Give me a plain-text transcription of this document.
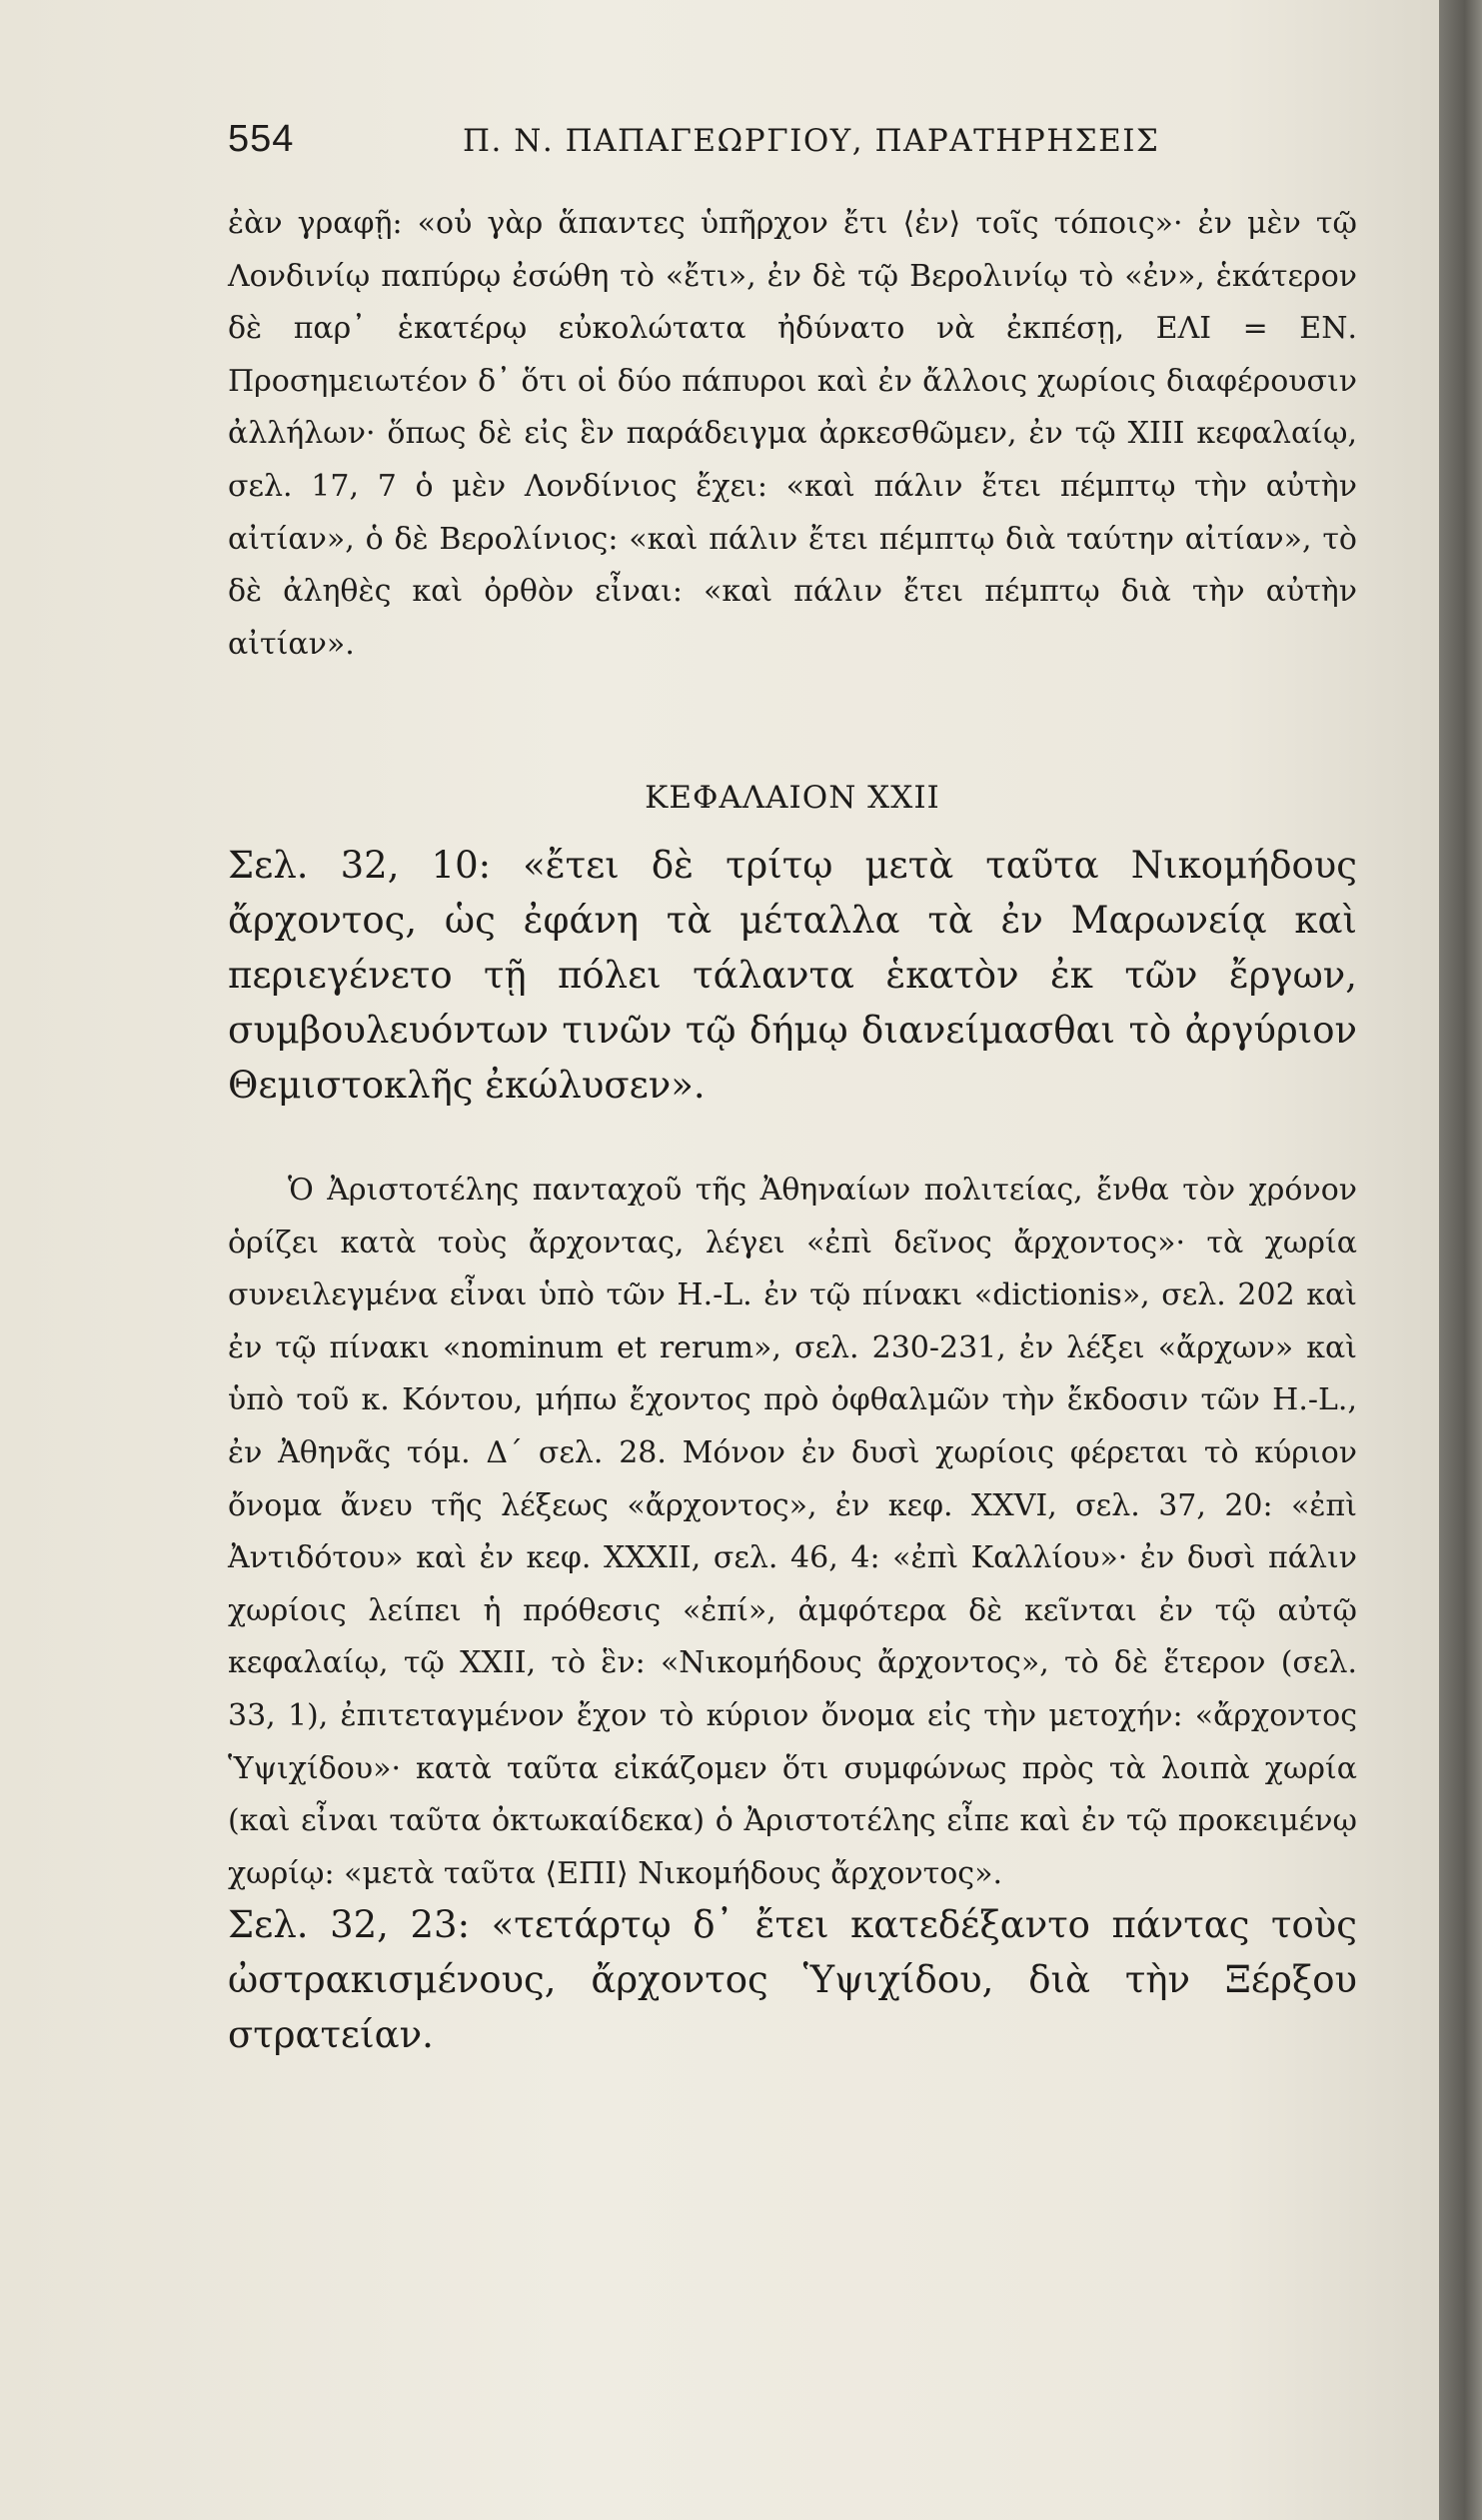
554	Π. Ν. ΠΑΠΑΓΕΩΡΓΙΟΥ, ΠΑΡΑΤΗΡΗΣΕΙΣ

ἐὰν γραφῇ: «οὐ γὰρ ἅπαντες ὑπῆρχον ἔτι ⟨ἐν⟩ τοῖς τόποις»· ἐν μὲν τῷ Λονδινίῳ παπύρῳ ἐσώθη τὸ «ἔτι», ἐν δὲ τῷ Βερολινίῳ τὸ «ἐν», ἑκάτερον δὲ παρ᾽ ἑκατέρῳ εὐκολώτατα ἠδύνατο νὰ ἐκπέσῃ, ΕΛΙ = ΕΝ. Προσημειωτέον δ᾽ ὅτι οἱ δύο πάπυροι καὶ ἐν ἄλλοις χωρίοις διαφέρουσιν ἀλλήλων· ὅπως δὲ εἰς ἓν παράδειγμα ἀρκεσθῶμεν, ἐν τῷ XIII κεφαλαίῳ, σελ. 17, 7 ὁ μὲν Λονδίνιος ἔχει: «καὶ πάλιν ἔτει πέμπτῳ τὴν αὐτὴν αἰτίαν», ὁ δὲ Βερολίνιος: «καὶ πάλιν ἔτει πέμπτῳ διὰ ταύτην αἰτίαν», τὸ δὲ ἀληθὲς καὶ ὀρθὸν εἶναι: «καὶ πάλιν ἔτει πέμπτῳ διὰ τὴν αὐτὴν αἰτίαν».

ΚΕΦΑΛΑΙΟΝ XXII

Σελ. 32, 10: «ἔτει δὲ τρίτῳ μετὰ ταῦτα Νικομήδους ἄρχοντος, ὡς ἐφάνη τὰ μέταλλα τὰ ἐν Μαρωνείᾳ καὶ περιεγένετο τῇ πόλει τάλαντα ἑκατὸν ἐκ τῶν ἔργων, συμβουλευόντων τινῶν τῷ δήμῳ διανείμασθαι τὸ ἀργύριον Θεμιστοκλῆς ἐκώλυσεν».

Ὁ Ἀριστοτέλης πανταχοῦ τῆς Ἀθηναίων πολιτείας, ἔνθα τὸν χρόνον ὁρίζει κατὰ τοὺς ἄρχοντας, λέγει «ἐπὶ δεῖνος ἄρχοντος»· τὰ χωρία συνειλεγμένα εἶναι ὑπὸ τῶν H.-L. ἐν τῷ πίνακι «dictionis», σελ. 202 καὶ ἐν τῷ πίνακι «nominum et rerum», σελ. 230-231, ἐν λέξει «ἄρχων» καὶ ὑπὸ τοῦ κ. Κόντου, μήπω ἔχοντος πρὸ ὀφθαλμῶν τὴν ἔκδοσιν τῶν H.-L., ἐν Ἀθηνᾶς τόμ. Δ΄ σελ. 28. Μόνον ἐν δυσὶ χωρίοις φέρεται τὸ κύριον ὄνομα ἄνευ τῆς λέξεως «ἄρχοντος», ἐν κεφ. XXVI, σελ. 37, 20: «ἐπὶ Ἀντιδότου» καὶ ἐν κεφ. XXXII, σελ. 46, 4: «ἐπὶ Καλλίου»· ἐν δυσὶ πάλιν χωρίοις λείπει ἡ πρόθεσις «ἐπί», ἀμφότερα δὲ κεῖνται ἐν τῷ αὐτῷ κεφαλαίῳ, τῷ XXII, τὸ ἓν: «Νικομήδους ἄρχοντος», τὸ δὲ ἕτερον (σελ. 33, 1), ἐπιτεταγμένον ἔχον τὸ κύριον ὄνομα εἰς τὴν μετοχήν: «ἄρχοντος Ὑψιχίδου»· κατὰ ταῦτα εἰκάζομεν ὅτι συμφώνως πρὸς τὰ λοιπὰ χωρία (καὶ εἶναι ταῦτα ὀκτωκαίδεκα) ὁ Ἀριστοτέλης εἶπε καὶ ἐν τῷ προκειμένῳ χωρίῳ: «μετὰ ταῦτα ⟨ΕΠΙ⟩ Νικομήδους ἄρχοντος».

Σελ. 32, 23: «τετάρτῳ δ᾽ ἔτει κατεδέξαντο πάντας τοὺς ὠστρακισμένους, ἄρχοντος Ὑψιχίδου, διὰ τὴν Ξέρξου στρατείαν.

◆ **INSTRUCTIONS FOR THE TASK**: Leave out the pictures and restate everything else word for word.

◆ **ANSWER**:
Give me a plain-text transcription of this document.
554	Π. Ν. ΠΑΠΑΓΕΩΡΓΙΟΥ, ΠΑΡΑΤΗΡΗΣΕΙΣ

ἐὰν γραφῇ: «οὐ γὰρ ἅπαντες ὑπῆρχον ἔτι ⟨ἐν⟩ τοῖς τόποις»· ἐν μὲν τῷ Λονδινίῳ παπύρῳ ἐσώθη τὸ «ἔτι», ἐν δὲ τῷ Βερολινίῳ τὸ «ἐν», ἑκάτερον δὲ παρ᾽ ἑκατέρῳ εὐκολώτατα ἠδύνατο νὰ ἐκπέσῃ, ΕΛΙ = ΕΝ. Προσημειωτέον δ᾽ ὅτι οἱ δύο πάπυροι καὶ ἐν ἄλλοις χωρίοις διαφέρουσιν ἀλλήλων· ὅπως δὲ εἰς ἓν παράδειγμα ἀρκεσθῶμεν, ἐν τῷ XIII κεφαλαίῳ, σελ. 17, 7 ὁ μὲν Λονδίνιος ἔχει: «καὶ πάλιν ἔτει πέμπτῳ τὴν αὐτὴν αἰτίαν», ὁ δὲ Βερολίνιος: «καὶ πάλιν ἔτει πέμπτῳ διὰ ταύτην αἰτίαν», τὸ δὲ ἀληθὲς καὶ ὀρθὸν εἶναι: «καὶ πάλιν ἔτει πέμπτῳ διὰ τὴν αὐτὴν αἰτίαν».

ΚΕΦΑΛΑΙΟΝ XXII

Σελ. 32, 10: «ἔτει δὲ τρίτῳ μετὰ ταῦτα Νικομήδους ἄρχοντος, ὡς ἐφάνη τὰ μέταλλα τὰ ἐν Μαρωνείᾳ καὶ περιεγένετο τῇ πόλει τάλαντα ἑκατὸν ἐκ τῶν ἔργων, συμβουλευόντων τινῶν τῷ δήμῳ διανείμασθαι τὸ ἀργύριον Θεμιστοκλῆς ἐκώλυσεν».

Ὁ Ἀριστοτέλης πανταχοῦ τῆς Ἀθηναίων πολιτείας, ἔνθα τὸν χρόνον ὁρίζει κατὰ τοὺς ἄρχοντας, λέγει «ἐπὶ δεῖνος ἄρχοντος»· τὰ χωρία συνειλεγμένα εἶναι ὑπὸ τῶν H.-L. ἐν τῷ πίνακι «dictionis», σελ. 202 καὶ ἐν τῷ πίνακι «nominum et rerum», σελ. 230-231, ἐν λέξει «ἄρχων» καὶ ὑπὸ τοῦ κ. Κόντου, μήπω ἔχοντος πρὸ ὀφθαλμῶν τὴν ἔκδοσιν τῶν H.-L., ἐν Ἀθηνᾶς τόμ. Δ΄ σελ. 28. Μόνον ἐν δυσὶ χωρίοις φέρεται τὸ κύριον ὄνομα ἄνευ τῆς λέξεως «ἄρχοντος», ἐν κεφ. XXVI, σελ. 37, 20: «ἐπὶ Ἀντιδότου» καὶ ἐν κεφ. XXXII, σελ. 46, 4: «ἐπὶ Καλλίου»· ἐν δυσὶ πάλιν χωρίοις λείπει ἡ πρόθεσις «ἐπί», ἀμφότερα δὲ κεῖνται ἐν τῷ αὐτῷ κεφαλαίῳ, τῷ XXII, τὸ ἓν: «Νικομήδους ἄρχοντος», τὸ δὲ ἕτερον (σελ. 33, 1), ἐπιτεταγμένον ἔχον τὸ κύριον ὄνομα εἰς τὴν μετοχήν: «ἄρχοντος Ὑψιχίδου»· κατὰ ταῦτα εἰκάζομεν ὅτι συμφώνως πρὸς τὰ λοιπὰ χωρία (καὶ εἶναι ταῦτα ὀκτωκαίδεκα) ὁ Ἀριστοτέλης εἶπε καὶ ἐν τῷ προκειμένῳ χωρίῳ: «μετὰ ταῦτα ⟨ΕΠΙ⟩ Νικομήδους ἄρχοντος».

Σελ. 32, 23: «τετάρτῳ δ᾽ ἔτει κατεδέξαντο πάντας τοὺς ὠστρακισμένους, ἄρχοντος Ὑψιχίδου, διὰ τὴν Ξέρξου στρατείαν.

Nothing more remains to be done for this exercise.